▼

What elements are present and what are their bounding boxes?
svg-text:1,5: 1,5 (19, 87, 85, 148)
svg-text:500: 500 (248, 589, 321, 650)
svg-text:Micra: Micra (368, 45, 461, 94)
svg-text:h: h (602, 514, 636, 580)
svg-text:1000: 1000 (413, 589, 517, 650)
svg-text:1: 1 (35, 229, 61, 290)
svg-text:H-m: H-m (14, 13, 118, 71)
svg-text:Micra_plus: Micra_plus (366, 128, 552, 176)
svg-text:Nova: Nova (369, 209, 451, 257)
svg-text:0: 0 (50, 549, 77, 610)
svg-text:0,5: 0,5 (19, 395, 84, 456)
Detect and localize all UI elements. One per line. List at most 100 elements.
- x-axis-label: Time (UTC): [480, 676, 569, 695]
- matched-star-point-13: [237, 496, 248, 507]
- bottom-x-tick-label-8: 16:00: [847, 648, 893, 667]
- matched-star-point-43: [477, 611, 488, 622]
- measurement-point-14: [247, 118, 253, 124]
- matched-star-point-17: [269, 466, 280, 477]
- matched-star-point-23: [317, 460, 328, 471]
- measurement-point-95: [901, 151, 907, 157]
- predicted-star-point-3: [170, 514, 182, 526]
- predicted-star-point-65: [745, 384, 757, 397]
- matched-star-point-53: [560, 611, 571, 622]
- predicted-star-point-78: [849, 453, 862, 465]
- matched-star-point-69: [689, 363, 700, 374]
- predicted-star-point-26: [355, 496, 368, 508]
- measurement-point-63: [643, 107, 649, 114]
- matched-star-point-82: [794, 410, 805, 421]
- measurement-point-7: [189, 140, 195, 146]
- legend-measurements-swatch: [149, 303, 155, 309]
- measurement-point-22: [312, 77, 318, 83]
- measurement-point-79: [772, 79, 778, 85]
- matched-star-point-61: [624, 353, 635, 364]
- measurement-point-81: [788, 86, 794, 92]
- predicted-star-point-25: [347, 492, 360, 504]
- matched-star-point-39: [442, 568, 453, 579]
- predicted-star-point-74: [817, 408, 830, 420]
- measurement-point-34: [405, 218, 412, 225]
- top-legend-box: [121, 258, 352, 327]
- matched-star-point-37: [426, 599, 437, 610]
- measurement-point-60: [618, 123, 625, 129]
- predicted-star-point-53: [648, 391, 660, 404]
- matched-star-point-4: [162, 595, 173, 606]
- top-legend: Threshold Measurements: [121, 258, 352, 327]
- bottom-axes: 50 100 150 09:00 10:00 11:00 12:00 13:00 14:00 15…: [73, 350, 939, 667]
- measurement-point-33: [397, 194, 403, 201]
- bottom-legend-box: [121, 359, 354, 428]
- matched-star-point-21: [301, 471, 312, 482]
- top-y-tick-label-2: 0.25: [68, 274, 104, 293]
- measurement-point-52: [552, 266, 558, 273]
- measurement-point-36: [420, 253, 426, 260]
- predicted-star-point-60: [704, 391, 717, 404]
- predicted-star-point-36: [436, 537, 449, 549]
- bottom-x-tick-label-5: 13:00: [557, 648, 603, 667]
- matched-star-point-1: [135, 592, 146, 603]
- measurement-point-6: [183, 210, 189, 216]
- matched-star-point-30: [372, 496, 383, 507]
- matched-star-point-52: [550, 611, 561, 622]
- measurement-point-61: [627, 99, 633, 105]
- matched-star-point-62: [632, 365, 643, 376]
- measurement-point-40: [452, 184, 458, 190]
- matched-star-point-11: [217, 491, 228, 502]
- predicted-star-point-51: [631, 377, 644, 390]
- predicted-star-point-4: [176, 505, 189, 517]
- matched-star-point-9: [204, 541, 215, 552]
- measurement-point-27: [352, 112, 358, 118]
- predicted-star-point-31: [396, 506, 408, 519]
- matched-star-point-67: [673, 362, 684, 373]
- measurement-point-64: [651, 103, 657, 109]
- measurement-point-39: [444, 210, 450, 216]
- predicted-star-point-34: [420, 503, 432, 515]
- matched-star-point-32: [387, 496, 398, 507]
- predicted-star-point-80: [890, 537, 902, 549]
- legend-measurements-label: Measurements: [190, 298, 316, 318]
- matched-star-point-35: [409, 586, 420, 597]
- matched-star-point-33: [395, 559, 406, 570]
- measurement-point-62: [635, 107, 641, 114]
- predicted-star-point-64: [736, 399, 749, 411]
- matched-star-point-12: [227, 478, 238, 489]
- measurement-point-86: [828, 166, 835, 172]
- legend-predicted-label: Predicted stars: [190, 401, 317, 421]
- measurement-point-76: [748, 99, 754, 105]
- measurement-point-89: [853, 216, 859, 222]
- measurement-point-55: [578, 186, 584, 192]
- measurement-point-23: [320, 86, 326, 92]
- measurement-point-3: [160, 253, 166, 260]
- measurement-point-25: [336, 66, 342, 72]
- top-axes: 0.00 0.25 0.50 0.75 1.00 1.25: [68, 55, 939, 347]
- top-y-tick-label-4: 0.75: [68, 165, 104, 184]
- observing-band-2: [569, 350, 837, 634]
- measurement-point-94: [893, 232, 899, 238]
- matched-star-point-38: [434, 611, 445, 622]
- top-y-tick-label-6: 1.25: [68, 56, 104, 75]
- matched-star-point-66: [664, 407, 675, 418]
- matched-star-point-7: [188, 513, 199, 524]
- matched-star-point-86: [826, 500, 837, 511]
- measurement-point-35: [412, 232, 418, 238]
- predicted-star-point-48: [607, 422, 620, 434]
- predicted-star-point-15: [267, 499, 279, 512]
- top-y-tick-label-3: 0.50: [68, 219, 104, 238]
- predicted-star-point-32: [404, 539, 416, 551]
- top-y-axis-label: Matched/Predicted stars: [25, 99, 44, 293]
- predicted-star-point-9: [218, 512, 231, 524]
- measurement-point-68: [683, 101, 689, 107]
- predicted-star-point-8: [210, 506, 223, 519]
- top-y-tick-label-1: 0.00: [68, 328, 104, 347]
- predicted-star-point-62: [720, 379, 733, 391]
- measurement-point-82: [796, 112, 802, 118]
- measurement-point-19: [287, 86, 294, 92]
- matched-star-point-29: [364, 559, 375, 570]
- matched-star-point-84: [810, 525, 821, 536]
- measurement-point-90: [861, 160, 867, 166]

▲

• _DESCRIPTION OF THE TASK_:
Copy word for word every line from the start of the entries through the line that contains "- x-axis-label: Time", including both ends.

• _EXPECTED ANSWER_:
What elements are present and what are their bounding boxes?
svg-text:1,5: 1,5 (19, 87, 85, 148)
svg-text:500: 500 (248, 589, 321, 650)
svg-text:Micra: Micra (368, 45, 461, 94)
svg-text:h: h (602, 514, 636, 580)
svg-text:1000: 1000 (413, 589, 517, 650)
svg-text:1: 1 (35, 229, 61, 290)
svg-text:H-m: H-m (14, 13, 118, 71)
svg-text:Micra_plus: Micra_plus (366, 128, 552, 176)
svg-text:Nova: Nova (369, 209, 451, 257)
svg-text:0: 0 (50, 549, 77, 610)
svg-text:0,5: 0,5 (19, 395, 84, 456)
Detect and localize all UI elements. One per line. List at most 100 elements.
- x-axis-label: Time (UTC): [480, 676, 569, 695]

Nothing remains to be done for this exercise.